— Set task —
In the entries below, find every line holding the string "rgba" and collect it.

· · · ·

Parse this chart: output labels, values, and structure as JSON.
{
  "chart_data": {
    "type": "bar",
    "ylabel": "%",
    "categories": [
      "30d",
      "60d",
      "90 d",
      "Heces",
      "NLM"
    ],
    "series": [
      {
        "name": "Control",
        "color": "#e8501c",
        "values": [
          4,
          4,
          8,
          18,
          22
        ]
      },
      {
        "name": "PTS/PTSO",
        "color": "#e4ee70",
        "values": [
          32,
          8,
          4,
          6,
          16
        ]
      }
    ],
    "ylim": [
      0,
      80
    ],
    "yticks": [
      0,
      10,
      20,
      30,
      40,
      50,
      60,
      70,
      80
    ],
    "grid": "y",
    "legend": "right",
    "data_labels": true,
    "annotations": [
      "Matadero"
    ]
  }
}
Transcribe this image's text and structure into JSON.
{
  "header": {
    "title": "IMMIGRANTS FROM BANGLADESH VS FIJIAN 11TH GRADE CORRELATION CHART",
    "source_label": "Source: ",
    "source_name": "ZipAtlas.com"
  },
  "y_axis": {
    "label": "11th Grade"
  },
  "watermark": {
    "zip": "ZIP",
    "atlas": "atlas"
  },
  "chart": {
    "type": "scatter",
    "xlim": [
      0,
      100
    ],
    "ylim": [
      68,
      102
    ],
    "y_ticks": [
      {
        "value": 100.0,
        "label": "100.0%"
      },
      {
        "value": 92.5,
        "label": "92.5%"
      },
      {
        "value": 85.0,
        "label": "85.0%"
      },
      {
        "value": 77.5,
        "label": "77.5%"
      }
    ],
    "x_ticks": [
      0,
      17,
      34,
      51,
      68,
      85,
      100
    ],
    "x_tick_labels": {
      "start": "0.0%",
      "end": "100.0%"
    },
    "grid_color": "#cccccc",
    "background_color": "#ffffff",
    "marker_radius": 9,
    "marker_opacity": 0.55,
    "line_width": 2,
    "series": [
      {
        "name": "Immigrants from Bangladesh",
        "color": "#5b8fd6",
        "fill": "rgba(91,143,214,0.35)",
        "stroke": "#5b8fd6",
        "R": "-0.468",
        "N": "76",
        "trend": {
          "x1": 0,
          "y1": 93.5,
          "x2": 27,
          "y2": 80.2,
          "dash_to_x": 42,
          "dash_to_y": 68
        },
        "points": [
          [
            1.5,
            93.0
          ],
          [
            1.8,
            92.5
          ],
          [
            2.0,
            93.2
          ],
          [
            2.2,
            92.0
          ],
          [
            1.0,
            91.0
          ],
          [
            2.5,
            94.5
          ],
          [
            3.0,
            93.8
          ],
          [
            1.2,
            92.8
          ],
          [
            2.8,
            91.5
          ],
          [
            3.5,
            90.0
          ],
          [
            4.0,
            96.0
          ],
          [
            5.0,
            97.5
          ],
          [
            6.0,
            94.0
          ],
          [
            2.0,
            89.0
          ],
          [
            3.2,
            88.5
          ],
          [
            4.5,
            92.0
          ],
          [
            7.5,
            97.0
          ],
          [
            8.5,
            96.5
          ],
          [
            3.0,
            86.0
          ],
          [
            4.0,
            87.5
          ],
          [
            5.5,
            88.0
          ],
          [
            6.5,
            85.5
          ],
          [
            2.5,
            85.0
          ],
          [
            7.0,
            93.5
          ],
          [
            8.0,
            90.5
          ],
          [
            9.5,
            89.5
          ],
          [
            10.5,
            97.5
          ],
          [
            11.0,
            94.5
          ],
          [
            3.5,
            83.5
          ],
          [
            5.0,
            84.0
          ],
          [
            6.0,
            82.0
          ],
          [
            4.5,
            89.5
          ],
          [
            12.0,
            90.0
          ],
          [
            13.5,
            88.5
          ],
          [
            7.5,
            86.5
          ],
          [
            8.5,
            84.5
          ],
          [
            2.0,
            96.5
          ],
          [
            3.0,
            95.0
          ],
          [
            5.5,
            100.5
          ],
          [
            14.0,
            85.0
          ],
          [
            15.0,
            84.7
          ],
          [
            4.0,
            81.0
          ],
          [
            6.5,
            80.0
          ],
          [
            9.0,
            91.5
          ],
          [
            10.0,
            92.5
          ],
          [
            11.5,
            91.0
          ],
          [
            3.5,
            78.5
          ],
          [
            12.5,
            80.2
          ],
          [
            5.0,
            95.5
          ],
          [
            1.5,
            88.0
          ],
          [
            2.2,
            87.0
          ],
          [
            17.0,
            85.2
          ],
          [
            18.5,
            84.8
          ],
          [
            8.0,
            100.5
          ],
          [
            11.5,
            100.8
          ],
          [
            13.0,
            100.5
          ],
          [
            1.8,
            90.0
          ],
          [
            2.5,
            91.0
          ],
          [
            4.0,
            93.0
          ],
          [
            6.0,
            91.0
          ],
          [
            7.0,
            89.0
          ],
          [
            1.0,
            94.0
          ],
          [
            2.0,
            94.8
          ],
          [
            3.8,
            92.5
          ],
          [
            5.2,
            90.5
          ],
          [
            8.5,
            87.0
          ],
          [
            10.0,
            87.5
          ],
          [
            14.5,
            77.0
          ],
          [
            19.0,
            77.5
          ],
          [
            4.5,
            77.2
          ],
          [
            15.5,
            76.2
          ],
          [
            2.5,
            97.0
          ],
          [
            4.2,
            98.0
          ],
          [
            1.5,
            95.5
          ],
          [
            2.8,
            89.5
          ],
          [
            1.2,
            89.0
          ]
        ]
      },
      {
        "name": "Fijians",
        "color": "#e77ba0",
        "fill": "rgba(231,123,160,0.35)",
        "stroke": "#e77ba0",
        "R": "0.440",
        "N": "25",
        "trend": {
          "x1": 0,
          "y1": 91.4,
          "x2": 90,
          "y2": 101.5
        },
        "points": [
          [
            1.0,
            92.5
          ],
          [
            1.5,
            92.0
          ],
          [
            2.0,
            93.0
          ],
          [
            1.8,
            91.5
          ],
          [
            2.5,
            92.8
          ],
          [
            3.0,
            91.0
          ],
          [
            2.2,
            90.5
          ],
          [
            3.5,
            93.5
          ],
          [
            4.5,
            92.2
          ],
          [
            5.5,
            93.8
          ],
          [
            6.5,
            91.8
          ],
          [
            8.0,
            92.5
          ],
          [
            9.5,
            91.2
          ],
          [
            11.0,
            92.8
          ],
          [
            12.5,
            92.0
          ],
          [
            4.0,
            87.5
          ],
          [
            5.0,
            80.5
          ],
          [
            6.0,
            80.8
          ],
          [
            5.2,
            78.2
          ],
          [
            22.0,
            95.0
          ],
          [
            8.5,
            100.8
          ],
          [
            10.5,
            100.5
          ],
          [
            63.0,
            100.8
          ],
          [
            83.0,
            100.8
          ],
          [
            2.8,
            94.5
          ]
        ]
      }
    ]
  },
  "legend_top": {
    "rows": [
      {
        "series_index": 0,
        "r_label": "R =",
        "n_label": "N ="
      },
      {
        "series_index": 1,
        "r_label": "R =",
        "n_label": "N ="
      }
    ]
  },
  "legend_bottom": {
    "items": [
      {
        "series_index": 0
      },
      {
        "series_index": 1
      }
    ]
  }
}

· · · ·

— Finished answer —
        "fill": "rgba(91,143,214,0.35)",
        "fill": "rgba(231,123,160,0.35)",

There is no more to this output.